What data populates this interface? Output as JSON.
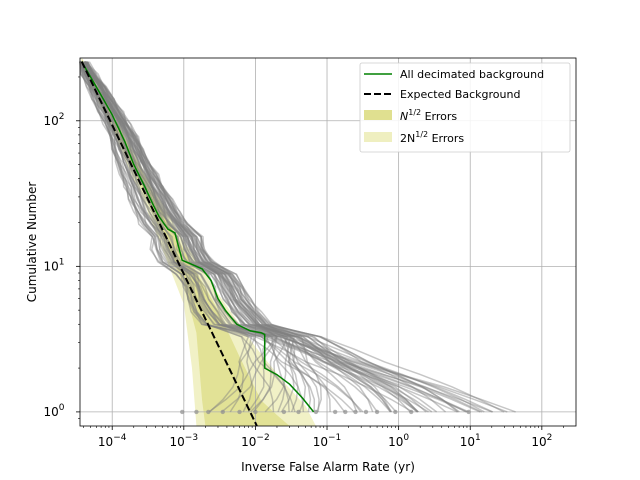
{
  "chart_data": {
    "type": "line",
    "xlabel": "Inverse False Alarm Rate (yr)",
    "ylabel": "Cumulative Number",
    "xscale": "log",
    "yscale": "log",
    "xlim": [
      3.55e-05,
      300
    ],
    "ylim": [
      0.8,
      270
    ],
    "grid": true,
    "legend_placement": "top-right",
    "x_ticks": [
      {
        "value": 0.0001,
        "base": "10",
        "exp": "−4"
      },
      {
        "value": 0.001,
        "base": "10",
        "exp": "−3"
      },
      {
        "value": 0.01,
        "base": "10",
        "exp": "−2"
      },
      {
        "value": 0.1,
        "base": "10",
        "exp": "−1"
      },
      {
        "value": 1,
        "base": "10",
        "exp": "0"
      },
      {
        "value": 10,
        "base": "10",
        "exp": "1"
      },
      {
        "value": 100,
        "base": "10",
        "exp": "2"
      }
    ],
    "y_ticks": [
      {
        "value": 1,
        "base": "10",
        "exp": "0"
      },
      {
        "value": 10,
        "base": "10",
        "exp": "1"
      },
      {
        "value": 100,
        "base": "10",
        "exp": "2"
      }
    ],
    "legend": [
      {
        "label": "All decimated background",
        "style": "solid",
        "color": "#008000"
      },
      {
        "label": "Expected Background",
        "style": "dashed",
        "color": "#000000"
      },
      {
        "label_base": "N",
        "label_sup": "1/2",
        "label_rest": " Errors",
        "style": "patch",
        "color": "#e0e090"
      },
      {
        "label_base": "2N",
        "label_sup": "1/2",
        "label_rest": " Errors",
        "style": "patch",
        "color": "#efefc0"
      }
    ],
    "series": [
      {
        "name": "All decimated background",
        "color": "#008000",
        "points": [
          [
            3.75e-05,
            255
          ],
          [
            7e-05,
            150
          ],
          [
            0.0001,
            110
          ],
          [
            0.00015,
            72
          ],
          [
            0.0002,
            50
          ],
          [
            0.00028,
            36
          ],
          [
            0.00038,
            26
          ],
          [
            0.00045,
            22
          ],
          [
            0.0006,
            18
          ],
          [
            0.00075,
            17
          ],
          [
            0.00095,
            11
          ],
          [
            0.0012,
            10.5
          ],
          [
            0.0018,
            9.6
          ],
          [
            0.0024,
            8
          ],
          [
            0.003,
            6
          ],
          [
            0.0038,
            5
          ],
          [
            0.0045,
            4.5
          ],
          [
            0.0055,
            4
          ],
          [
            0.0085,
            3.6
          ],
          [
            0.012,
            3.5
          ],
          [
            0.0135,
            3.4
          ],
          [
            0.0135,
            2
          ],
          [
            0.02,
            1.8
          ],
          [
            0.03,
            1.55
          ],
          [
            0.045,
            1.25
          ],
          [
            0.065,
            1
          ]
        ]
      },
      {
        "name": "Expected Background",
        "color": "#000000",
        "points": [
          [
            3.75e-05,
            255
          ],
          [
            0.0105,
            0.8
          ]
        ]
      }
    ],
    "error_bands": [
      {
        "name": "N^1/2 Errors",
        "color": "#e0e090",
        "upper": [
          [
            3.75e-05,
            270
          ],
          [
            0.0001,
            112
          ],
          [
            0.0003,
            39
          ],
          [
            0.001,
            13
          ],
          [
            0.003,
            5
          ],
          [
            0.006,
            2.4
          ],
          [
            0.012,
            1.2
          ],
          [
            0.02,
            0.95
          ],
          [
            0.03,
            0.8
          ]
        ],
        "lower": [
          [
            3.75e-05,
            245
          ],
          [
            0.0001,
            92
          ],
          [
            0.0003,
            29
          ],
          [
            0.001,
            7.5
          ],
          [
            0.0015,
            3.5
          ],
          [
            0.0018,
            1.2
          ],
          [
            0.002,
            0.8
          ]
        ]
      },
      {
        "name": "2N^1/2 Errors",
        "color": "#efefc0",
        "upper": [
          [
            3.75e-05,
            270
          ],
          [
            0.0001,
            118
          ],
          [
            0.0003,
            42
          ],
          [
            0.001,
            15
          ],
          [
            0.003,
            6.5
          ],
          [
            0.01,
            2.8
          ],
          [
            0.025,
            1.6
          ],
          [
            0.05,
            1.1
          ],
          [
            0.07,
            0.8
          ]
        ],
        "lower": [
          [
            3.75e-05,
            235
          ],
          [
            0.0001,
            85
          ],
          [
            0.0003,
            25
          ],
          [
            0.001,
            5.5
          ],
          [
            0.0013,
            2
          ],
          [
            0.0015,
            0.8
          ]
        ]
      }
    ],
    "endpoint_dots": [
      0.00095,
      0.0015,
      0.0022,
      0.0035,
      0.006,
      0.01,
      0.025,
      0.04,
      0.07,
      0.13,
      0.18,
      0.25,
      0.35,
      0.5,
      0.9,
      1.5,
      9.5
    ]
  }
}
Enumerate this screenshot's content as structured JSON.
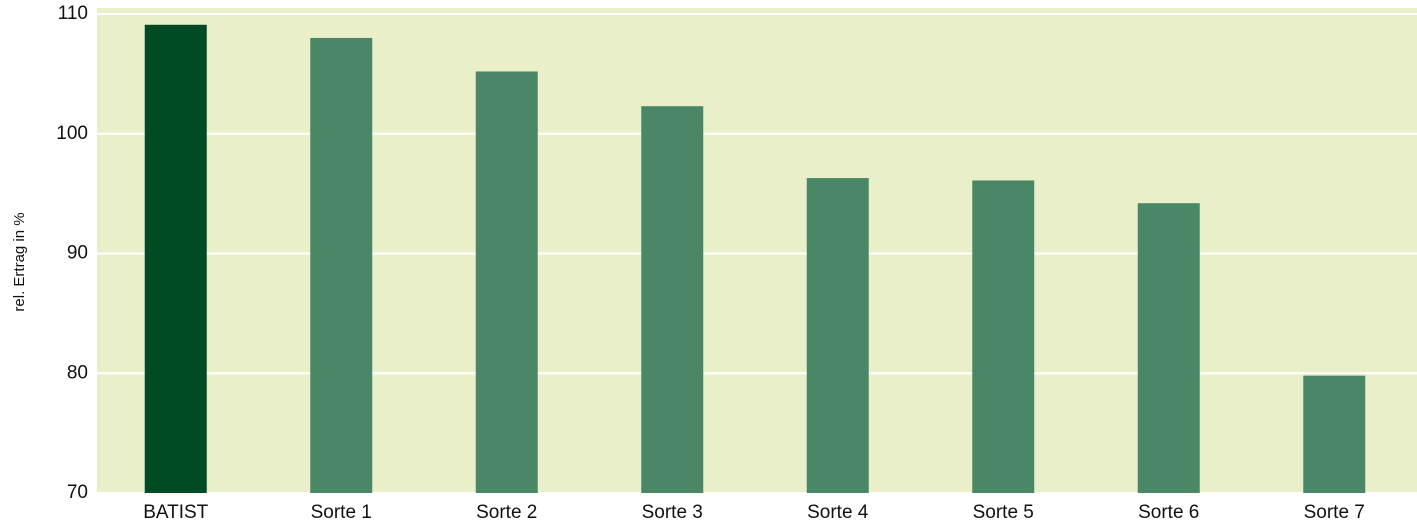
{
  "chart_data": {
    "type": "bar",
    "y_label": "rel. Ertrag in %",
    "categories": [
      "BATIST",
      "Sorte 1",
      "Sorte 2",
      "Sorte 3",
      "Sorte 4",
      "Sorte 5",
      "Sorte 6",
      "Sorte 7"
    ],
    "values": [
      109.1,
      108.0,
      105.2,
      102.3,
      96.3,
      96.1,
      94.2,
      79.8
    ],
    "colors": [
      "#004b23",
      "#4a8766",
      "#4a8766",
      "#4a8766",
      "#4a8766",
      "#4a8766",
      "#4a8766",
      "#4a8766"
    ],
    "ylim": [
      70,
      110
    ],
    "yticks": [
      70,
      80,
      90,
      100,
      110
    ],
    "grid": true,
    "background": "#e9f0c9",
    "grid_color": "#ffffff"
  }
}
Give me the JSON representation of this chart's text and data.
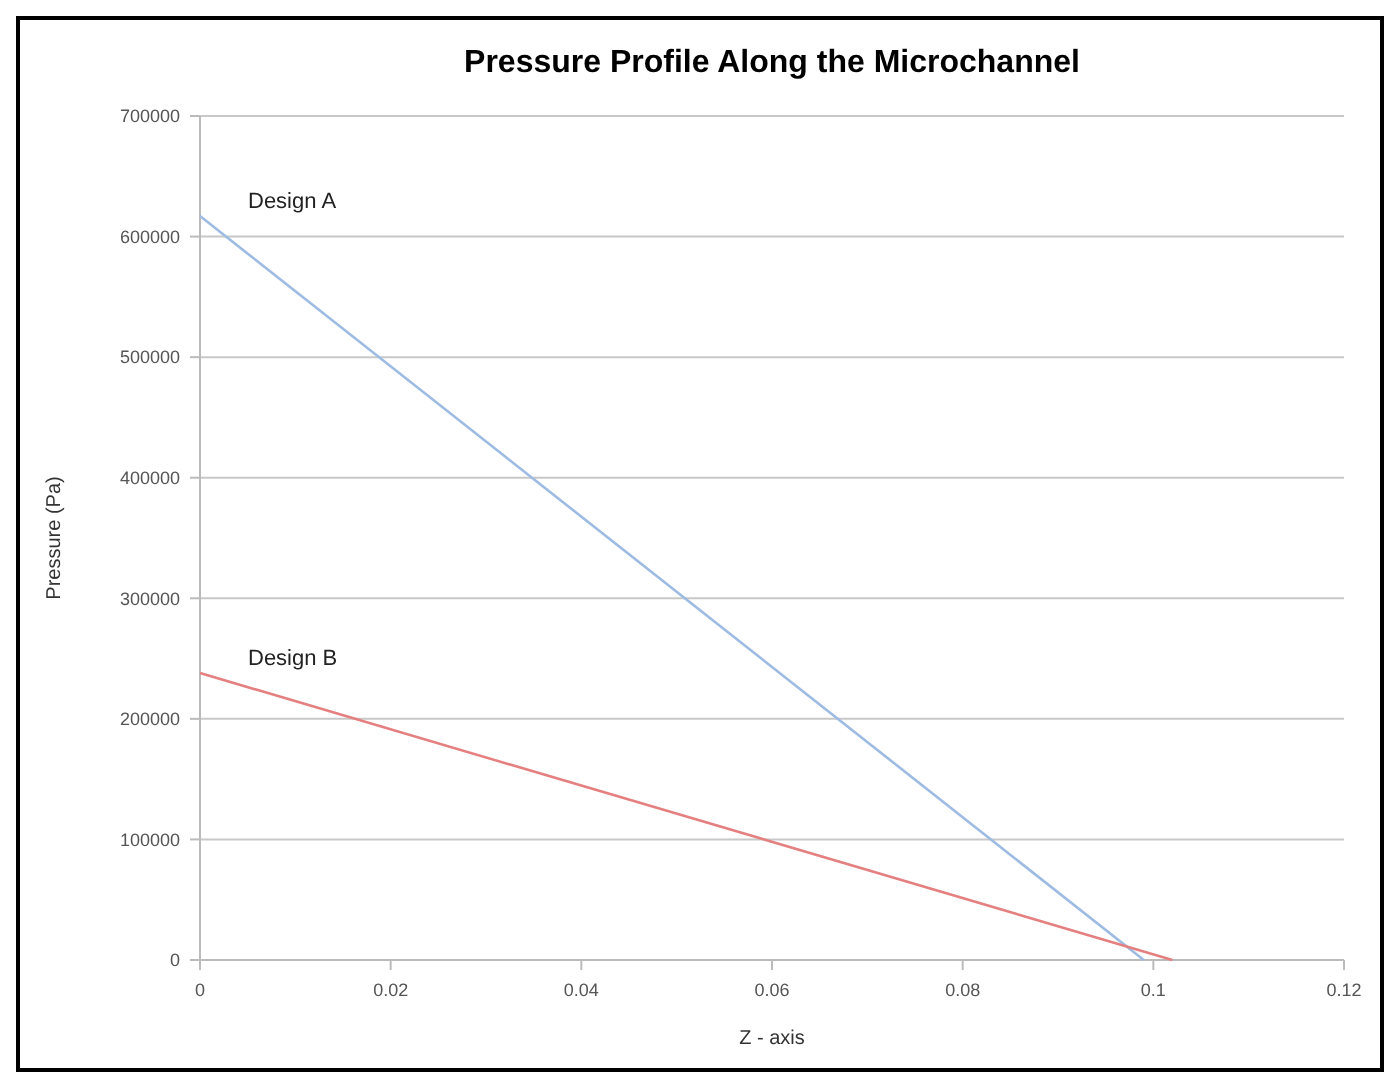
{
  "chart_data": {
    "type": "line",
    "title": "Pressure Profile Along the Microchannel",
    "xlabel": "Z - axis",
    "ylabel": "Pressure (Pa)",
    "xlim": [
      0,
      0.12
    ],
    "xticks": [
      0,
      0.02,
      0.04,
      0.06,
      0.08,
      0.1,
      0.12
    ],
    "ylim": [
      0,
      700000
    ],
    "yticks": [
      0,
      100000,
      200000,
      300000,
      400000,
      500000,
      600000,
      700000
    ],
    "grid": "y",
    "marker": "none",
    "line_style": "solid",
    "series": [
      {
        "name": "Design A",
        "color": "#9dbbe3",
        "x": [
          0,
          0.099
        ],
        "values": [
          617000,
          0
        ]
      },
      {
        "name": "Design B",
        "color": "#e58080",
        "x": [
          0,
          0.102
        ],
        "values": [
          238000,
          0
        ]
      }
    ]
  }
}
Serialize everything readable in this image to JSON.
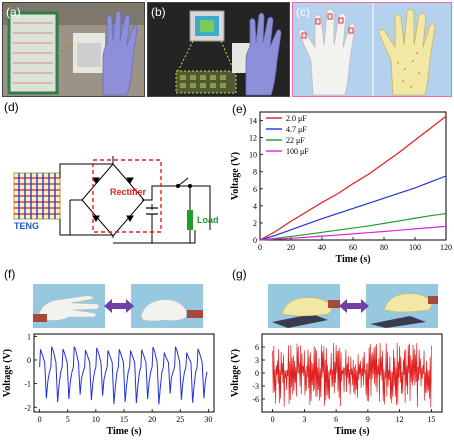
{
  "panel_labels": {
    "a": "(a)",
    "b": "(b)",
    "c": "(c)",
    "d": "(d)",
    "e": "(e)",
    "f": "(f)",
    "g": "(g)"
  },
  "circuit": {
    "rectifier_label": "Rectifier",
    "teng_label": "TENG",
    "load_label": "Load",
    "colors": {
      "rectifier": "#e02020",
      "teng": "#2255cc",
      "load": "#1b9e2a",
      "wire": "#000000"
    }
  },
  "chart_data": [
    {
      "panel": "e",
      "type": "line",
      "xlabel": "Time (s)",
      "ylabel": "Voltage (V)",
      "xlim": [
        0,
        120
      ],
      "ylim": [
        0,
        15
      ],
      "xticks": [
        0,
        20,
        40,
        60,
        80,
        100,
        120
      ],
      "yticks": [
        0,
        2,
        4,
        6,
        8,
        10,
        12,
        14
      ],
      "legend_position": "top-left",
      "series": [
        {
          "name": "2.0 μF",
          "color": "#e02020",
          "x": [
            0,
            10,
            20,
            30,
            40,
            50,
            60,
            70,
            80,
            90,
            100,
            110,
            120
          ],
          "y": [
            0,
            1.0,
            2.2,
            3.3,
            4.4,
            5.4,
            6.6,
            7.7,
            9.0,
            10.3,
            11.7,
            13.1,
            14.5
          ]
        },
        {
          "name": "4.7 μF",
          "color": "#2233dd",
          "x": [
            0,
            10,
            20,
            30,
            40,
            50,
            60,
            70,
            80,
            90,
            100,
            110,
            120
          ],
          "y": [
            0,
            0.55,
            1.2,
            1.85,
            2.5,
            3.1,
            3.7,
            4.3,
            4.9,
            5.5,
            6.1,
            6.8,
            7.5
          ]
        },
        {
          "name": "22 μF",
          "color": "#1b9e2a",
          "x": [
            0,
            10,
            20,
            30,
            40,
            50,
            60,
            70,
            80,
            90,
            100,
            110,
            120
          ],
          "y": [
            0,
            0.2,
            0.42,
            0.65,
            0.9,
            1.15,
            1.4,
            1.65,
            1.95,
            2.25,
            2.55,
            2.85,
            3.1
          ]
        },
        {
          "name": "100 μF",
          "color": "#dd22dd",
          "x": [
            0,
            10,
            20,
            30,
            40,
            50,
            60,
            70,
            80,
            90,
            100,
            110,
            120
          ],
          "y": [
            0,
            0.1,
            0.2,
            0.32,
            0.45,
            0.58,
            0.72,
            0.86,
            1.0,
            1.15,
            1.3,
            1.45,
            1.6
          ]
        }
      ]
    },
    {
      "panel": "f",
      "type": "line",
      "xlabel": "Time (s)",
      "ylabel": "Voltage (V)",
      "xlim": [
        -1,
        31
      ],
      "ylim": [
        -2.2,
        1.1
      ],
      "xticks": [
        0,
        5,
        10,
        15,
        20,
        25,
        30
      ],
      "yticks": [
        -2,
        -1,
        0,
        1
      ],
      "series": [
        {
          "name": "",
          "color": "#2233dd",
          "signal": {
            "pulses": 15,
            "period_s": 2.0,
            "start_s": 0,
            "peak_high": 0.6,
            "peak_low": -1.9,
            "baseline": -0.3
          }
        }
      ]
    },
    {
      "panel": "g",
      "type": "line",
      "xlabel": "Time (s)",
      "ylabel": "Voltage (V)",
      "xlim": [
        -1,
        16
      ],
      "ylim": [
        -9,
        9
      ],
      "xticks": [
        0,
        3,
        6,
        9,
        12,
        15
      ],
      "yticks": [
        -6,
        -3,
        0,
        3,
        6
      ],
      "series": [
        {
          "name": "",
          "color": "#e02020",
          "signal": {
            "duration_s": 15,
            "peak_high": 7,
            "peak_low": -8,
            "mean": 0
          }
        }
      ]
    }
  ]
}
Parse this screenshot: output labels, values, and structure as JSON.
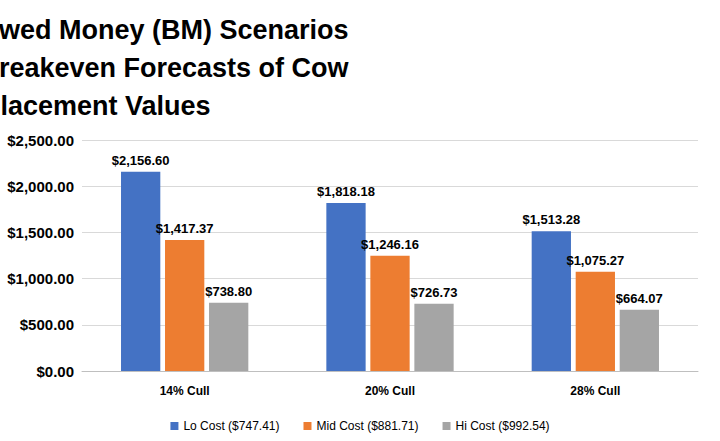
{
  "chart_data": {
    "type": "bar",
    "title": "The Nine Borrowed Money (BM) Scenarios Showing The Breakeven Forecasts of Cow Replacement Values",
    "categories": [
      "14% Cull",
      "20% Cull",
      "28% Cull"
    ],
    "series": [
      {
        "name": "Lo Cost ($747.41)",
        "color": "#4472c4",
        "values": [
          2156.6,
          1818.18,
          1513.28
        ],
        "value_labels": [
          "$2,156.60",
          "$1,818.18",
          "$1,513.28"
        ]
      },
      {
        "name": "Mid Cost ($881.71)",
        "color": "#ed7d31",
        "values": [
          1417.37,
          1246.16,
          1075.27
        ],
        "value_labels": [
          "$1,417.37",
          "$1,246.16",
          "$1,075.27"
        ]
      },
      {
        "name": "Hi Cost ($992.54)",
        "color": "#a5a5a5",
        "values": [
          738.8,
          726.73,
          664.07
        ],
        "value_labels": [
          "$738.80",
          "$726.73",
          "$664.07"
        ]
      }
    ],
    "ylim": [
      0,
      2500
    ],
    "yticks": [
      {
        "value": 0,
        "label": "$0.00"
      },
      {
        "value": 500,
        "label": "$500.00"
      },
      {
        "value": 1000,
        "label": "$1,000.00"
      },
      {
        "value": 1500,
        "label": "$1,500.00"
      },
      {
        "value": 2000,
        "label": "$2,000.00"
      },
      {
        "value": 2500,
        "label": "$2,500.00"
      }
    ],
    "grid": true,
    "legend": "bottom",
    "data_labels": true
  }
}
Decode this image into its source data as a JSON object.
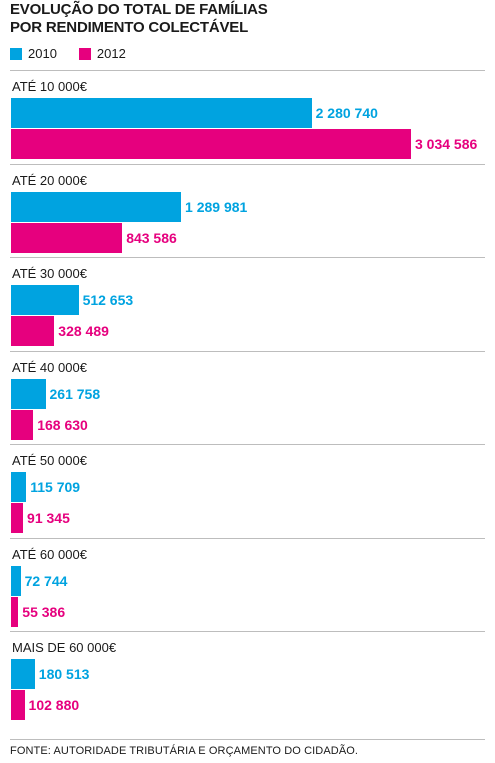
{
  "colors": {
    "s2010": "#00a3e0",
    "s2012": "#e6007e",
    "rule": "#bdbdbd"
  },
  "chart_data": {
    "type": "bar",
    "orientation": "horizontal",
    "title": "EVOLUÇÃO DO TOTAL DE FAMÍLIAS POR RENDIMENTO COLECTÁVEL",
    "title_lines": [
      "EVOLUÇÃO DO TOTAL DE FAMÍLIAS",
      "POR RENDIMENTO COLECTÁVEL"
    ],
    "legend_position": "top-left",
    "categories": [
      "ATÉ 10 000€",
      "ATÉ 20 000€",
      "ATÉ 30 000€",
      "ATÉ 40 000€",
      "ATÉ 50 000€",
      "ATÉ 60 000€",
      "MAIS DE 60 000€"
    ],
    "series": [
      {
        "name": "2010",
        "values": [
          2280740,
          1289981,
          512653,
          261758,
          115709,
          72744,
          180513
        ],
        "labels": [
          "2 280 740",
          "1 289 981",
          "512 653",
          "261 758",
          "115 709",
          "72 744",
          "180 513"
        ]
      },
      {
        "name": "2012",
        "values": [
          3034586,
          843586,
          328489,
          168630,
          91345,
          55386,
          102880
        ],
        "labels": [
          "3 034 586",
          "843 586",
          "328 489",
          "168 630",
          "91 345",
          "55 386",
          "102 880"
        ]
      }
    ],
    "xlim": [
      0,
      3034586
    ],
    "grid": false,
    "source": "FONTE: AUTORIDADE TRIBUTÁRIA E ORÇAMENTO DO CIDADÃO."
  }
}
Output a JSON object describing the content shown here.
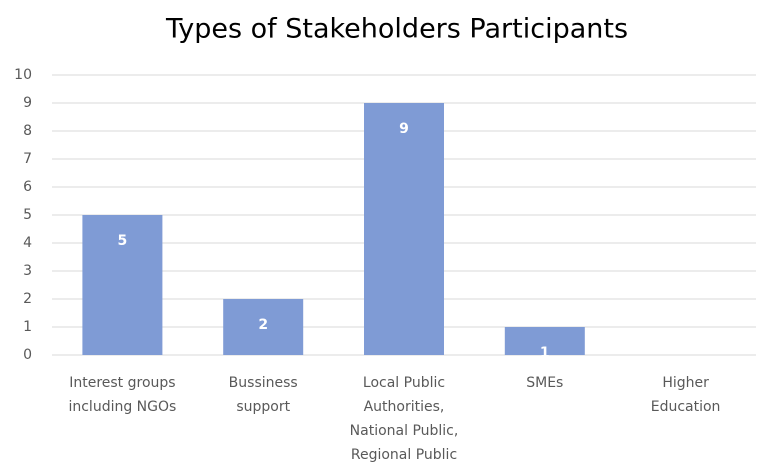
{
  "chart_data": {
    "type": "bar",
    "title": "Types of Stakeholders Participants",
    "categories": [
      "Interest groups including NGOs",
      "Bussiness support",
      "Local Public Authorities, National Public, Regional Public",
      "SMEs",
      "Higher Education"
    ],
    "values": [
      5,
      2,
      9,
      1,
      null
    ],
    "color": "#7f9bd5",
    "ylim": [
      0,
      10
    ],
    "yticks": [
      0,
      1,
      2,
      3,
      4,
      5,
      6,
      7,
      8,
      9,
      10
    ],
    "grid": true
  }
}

### To do
Leave out each picture and extract the lines from the one containing "Output a JSON" through the end of the records above, inclusive, exactly as they stand.

### Problem solution
Output a JSON object describing the content shown here.
{
  "chart_data": {
    "type": "bar",
    "title": "Types of Stakeholders Participants",
    "categories": [
      "Interest groups including NGOs",
      "Bussiness support",
      "Local Public Authorities, National Public, Regional Public",
      "SMEs",
      "Higher Education"
    ],
    "values": [
      5,
      2,
      9,
      1,
      null
    ],
    "color": "#7f9bd5",
    "ylim": [
      0,
      10
    ],
    "yticks": [
      0,
      1,
      2,
      3,
      4,
      5,
      6,
      7,
      8,
      9,
      10
    ],
    "grid": true
  }
}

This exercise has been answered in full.